Entries shown ->
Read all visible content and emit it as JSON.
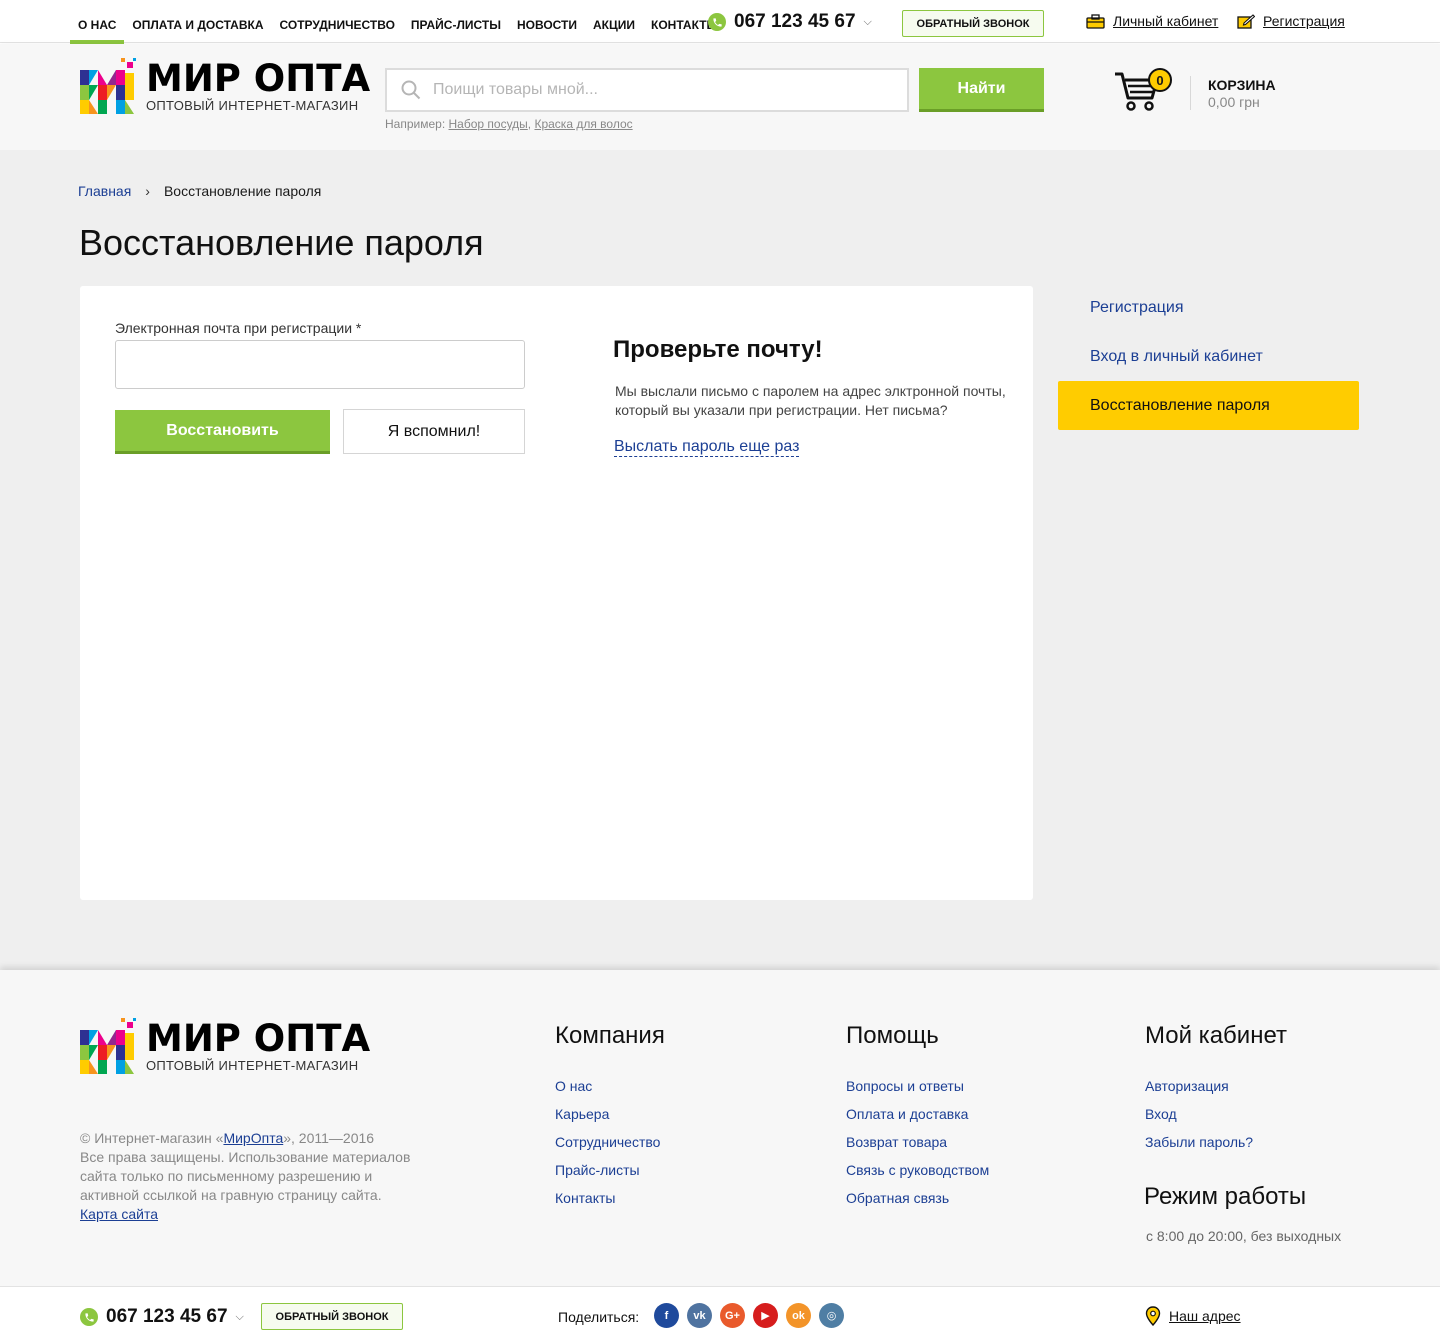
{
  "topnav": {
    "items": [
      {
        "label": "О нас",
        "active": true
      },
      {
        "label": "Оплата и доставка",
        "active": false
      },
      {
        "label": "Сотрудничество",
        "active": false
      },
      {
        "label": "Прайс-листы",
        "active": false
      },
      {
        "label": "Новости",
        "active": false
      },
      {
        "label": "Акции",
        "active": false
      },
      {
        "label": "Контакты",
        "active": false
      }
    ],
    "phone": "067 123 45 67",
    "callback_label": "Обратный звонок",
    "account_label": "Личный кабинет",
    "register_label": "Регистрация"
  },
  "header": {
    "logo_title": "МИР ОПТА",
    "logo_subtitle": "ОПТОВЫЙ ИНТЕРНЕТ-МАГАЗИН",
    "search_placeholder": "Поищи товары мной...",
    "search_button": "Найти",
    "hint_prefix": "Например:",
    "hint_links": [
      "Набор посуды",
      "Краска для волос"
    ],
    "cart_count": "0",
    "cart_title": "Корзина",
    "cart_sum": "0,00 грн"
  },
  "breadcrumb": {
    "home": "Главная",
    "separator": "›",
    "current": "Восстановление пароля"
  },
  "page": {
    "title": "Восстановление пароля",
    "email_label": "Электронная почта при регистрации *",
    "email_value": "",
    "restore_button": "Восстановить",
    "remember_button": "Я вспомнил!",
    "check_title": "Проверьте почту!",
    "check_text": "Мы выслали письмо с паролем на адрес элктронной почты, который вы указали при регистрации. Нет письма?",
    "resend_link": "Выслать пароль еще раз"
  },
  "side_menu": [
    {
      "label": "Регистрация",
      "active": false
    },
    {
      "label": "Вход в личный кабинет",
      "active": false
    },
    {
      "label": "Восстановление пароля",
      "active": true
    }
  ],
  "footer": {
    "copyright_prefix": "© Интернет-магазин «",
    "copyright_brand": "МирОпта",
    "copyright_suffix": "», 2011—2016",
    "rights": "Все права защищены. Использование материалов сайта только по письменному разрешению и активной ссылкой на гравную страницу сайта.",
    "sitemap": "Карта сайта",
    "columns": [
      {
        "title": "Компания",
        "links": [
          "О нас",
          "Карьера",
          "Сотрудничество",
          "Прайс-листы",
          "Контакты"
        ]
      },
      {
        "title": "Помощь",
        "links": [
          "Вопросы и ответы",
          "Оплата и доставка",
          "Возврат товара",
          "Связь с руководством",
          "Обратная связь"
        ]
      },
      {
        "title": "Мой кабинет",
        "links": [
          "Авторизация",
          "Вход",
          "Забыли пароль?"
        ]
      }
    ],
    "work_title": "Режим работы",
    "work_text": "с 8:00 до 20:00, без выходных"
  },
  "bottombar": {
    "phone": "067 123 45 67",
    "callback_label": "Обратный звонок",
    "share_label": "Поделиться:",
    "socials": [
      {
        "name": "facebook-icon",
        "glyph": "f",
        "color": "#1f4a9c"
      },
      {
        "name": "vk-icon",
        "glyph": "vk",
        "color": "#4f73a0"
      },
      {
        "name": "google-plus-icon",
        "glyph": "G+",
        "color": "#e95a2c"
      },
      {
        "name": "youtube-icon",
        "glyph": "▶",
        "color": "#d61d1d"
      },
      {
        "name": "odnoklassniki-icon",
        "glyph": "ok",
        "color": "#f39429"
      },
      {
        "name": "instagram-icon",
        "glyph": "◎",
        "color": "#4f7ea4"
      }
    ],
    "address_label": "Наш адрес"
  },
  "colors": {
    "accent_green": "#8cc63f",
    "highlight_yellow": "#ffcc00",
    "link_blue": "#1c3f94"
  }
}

Written task -> Choose all lines containing the string "пароль" and copy them out.

Completed task ->
    "resend_link": "Выслать пароль еще раз"
          "Забыли пароль?"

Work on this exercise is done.